■ What is required
Your task is to locate every line holding the string "flowrate" and to copy each of them.

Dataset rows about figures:
▼

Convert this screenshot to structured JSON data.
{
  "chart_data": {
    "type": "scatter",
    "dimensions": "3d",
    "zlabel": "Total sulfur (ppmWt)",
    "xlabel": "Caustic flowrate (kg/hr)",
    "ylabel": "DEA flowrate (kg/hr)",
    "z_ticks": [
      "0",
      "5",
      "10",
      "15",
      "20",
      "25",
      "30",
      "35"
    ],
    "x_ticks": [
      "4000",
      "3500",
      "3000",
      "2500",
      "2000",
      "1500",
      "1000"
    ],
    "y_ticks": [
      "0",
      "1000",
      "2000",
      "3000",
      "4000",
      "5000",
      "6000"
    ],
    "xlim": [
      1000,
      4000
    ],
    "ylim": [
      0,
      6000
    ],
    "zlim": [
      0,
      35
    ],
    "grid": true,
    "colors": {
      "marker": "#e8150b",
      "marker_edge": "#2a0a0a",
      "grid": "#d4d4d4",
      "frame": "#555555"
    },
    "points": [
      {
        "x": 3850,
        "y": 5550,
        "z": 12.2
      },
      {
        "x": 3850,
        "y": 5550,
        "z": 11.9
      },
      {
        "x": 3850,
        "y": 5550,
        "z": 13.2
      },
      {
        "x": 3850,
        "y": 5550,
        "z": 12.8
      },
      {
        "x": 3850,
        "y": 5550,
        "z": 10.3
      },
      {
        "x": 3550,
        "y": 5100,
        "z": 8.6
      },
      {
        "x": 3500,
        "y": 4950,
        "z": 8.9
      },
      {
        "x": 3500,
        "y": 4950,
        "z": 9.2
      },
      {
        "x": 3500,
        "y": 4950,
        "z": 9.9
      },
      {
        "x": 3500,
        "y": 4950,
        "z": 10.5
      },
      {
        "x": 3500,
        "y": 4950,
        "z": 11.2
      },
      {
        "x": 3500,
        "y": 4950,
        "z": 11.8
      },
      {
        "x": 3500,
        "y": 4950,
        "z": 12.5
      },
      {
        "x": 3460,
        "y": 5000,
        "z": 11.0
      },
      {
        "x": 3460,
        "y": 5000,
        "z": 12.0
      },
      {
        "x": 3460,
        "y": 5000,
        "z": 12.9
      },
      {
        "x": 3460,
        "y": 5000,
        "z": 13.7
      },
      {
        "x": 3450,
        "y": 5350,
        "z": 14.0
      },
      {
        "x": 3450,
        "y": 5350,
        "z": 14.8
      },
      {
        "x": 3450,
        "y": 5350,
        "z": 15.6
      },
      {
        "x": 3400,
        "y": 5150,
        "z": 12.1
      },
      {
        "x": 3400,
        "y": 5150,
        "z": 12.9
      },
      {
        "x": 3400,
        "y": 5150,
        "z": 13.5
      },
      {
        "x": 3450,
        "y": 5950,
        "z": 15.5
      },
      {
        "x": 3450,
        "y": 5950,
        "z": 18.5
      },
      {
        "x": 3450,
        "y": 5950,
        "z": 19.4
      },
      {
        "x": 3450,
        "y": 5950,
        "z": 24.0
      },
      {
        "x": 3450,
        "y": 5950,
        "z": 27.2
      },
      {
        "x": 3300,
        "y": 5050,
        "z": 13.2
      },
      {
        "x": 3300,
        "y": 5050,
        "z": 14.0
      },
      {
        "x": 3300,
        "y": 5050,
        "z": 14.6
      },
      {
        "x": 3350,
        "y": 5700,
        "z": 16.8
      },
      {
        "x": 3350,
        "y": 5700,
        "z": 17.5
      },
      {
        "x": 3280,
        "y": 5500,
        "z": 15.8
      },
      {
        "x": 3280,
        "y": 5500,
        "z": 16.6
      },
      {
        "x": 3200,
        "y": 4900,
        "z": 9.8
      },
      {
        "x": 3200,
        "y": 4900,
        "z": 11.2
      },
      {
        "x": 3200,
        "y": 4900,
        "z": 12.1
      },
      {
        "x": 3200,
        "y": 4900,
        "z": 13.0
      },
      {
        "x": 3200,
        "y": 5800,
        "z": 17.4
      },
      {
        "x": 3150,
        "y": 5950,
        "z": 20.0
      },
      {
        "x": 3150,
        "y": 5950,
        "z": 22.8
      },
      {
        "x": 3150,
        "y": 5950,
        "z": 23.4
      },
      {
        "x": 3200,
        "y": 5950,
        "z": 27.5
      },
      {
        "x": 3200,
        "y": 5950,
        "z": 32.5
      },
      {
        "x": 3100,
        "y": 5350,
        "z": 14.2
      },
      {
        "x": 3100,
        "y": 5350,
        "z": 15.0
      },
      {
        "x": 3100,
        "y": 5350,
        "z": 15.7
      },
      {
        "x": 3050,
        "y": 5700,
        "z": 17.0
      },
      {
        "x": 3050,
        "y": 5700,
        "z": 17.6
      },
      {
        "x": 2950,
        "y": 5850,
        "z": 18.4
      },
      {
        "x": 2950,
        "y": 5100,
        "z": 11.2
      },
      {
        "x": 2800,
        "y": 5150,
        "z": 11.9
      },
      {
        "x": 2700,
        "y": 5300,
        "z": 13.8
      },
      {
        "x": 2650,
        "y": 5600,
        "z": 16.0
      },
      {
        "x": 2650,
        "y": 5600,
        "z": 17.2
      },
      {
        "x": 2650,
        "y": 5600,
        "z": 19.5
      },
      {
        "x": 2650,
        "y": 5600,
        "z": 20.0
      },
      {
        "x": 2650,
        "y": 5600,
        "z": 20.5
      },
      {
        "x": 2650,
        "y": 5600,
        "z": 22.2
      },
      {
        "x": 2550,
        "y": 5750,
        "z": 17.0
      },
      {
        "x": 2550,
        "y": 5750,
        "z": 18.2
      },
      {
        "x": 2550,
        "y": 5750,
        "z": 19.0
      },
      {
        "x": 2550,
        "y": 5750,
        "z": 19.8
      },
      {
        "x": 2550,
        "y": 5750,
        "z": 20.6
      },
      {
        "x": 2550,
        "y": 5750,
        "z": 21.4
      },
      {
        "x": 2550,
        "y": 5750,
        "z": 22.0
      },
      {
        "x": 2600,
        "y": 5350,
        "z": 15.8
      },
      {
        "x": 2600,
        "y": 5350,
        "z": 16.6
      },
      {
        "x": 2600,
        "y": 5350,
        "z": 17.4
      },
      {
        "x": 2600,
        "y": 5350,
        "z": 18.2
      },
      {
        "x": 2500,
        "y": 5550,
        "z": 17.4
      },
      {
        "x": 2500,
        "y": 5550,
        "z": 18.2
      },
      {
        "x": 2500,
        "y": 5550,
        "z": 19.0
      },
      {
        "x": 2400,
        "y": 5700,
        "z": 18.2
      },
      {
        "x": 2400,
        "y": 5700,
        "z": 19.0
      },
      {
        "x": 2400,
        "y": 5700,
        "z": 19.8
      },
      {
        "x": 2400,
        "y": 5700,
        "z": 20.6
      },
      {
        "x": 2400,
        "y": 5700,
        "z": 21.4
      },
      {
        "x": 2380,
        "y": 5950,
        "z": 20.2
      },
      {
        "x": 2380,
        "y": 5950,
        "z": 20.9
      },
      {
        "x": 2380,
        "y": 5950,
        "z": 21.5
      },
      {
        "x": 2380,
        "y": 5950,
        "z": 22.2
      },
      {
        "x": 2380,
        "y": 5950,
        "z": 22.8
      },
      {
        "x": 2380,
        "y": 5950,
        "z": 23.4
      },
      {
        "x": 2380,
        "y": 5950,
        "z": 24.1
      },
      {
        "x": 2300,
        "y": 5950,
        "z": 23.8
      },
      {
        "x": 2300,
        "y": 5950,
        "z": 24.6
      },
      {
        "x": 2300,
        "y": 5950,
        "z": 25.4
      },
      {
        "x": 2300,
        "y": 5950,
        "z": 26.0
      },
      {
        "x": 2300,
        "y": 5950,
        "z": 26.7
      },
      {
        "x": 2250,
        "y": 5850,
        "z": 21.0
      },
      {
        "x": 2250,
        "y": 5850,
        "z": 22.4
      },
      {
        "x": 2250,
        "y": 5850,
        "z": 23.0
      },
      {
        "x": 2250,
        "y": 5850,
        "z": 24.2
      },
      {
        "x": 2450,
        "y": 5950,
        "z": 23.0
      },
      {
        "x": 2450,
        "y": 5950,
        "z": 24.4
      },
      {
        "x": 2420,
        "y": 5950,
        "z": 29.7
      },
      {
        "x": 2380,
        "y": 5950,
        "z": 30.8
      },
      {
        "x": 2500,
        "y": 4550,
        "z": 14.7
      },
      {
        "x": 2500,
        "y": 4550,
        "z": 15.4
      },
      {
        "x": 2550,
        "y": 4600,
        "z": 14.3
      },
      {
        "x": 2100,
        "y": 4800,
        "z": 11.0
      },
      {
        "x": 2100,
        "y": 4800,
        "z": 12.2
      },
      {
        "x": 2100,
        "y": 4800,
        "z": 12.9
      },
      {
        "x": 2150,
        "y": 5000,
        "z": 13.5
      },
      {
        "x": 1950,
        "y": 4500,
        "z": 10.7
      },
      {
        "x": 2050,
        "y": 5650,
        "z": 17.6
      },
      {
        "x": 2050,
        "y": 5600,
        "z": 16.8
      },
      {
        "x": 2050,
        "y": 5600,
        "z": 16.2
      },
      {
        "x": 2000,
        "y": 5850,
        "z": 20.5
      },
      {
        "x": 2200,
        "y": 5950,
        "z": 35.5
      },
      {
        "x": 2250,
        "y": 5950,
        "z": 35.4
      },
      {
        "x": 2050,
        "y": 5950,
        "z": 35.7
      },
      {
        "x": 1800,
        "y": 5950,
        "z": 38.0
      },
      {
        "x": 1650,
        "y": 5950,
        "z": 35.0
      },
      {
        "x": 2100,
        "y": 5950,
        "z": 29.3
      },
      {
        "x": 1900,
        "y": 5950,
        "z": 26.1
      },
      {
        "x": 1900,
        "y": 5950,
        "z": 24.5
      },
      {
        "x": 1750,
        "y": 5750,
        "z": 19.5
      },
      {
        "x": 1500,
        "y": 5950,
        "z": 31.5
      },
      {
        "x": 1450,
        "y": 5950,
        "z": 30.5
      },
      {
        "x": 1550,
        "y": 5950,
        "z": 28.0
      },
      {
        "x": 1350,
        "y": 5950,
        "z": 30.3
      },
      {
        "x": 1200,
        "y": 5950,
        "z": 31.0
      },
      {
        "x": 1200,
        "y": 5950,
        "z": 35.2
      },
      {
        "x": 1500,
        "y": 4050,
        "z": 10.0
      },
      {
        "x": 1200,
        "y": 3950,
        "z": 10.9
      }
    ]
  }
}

▲

■ Answer to this exercise
    "xlabel": "Caustic flowrate (kg/hr)",
    "ylabel": "DEA flowrate (kg/hr)",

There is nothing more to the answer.